───── Given records
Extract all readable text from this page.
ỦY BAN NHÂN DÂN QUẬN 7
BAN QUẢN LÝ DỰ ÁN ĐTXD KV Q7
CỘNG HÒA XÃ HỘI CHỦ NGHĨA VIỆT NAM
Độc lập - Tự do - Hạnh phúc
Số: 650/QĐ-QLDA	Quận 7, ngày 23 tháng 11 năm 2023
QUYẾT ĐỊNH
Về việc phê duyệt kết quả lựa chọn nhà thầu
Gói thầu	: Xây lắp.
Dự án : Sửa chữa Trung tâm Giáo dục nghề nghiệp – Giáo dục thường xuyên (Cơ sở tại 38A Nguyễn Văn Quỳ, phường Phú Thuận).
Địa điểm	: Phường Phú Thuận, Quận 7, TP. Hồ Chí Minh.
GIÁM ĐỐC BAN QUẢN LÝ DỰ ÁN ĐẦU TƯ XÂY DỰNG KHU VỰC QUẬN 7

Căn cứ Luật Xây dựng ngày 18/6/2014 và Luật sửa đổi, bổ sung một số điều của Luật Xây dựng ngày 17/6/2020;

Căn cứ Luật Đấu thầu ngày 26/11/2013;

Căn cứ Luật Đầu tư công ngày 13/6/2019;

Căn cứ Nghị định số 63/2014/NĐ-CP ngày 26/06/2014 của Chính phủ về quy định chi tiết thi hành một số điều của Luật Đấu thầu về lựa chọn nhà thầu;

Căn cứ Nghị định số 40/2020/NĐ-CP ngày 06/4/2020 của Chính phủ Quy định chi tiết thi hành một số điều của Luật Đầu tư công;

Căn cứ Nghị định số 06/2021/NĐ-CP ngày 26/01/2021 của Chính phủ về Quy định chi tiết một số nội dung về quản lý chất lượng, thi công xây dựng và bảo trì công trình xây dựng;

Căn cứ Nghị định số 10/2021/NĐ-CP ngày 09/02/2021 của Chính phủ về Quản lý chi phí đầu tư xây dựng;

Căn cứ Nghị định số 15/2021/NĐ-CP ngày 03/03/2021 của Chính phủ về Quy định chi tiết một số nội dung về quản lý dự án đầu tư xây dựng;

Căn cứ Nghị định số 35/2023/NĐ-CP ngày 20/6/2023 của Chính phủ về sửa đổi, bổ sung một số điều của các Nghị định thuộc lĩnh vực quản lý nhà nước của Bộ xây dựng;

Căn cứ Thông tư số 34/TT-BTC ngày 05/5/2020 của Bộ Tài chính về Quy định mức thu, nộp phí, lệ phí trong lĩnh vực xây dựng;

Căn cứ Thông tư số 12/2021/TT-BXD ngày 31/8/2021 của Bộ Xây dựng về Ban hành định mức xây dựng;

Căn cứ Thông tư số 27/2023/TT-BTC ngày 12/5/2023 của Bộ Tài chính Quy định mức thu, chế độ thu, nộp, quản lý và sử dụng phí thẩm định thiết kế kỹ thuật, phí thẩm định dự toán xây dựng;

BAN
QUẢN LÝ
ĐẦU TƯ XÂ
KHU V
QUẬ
──────────
The word "lĩnh" may appear on some lines of these records; state how many such lines there are, and nothing else.

2